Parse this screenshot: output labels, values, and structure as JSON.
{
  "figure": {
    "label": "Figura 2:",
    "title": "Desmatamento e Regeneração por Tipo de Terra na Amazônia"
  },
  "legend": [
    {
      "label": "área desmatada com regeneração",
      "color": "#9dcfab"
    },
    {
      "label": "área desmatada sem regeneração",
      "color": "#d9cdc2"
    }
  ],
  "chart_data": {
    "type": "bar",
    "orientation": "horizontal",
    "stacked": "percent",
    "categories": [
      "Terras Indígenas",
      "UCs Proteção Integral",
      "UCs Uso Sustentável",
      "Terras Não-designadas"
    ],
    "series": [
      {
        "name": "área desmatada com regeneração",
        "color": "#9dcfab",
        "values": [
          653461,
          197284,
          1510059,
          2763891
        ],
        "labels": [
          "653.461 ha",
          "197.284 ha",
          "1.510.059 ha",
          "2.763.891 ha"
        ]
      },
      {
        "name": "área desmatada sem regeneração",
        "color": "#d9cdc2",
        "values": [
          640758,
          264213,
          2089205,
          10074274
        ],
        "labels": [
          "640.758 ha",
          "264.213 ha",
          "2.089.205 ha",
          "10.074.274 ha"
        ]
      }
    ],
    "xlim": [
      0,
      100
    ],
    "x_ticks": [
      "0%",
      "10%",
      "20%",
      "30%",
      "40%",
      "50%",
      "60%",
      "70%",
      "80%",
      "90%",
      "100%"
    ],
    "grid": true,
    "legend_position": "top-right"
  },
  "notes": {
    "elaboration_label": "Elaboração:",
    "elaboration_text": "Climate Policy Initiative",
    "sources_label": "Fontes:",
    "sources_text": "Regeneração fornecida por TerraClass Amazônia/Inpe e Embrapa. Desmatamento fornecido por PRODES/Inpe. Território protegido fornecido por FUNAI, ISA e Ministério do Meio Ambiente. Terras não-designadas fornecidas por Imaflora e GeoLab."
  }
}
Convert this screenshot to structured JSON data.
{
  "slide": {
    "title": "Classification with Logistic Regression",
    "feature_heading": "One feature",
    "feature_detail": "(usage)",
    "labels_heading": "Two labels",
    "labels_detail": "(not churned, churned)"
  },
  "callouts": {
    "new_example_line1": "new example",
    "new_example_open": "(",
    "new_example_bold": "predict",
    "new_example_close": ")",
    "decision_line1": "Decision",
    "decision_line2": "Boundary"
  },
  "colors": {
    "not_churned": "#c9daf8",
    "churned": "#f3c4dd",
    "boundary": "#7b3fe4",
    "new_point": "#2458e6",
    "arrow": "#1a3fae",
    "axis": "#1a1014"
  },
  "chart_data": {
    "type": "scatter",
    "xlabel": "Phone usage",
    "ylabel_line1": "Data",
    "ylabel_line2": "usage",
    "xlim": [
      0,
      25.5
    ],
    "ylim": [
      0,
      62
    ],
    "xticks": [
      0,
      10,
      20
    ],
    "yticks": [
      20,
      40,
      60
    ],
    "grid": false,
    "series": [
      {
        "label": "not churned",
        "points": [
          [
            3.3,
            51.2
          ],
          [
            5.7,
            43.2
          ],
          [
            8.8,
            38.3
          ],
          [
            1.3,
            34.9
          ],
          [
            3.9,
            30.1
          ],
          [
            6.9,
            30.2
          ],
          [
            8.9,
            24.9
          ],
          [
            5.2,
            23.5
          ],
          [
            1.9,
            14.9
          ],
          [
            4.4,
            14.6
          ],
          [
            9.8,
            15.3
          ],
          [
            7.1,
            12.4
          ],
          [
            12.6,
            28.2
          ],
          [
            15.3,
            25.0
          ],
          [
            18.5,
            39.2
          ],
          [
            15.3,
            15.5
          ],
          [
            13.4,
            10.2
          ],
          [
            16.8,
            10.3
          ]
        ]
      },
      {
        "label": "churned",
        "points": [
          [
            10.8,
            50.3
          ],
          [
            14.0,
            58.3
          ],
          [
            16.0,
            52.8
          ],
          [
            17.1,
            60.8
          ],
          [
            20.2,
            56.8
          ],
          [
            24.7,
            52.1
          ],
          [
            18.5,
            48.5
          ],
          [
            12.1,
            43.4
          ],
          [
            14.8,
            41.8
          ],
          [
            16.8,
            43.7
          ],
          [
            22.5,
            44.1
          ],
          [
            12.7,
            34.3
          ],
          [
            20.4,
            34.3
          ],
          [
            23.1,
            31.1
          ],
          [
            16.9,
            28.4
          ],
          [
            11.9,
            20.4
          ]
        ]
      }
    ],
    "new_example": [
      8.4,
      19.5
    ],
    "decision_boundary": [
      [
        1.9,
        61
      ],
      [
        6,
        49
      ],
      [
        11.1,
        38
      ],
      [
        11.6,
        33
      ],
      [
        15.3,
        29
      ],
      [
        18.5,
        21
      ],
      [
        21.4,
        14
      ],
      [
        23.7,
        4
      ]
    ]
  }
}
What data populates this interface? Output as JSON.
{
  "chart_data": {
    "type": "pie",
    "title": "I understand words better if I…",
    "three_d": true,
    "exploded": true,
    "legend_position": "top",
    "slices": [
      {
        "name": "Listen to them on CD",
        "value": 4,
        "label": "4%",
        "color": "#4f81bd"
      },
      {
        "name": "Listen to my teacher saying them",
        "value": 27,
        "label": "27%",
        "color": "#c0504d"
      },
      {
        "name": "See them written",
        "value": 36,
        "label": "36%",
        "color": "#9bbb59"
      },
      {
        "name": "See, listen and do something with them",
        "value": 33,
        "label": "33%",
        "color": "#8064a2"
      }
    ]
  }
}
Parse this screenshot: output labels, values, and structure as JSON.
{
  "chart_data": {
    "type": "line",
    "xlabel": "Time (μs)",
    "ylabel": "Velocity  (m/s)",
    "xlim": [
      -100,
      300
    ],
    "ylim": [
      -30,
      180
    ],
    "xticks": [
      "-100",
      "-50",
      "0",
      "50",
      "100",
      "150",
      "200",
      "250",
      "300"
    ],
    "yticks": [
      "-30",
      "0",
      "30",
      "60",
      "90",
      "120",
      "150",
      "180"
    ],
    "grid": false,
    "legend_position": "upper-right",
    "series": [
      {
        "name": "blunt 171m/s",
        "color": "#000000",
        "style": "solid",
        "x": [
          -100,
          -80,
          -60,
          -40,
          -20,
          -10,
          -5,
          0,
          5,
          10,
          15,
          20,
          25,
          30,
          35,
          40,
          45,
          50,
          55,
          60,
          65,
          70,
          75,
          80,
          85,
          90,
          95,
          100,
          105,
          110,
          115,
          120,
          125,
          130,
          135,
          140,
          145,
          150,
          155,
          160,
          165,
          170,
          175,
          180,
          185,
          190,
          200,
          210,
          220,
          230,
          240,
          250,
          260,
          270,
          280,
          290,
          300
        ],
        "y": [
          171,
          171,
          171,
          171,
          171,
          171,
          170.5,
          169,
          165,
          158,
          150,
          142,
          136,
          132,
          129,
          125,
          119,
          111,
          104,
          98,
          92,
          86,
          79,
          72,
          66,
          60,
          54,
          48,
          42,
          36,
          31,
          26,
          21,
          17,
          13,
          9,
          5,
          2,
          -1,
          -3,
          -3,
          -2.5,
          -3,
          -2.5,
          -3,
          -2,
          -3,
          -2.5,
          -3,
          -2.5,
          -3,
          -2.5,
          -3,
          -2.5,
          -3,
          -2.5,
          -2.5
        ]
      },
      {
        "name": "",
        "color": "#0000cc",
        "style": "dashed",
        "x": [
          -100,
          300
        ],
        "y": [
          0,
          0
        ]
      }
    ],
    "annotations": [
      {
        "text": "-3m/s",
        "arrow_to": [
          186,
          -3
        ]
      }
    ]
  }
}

__Your task__:
List every line above that contains the word "true".

__Worked answer__:
    "grid": true,
    "three_d": true,
    "exploded": true,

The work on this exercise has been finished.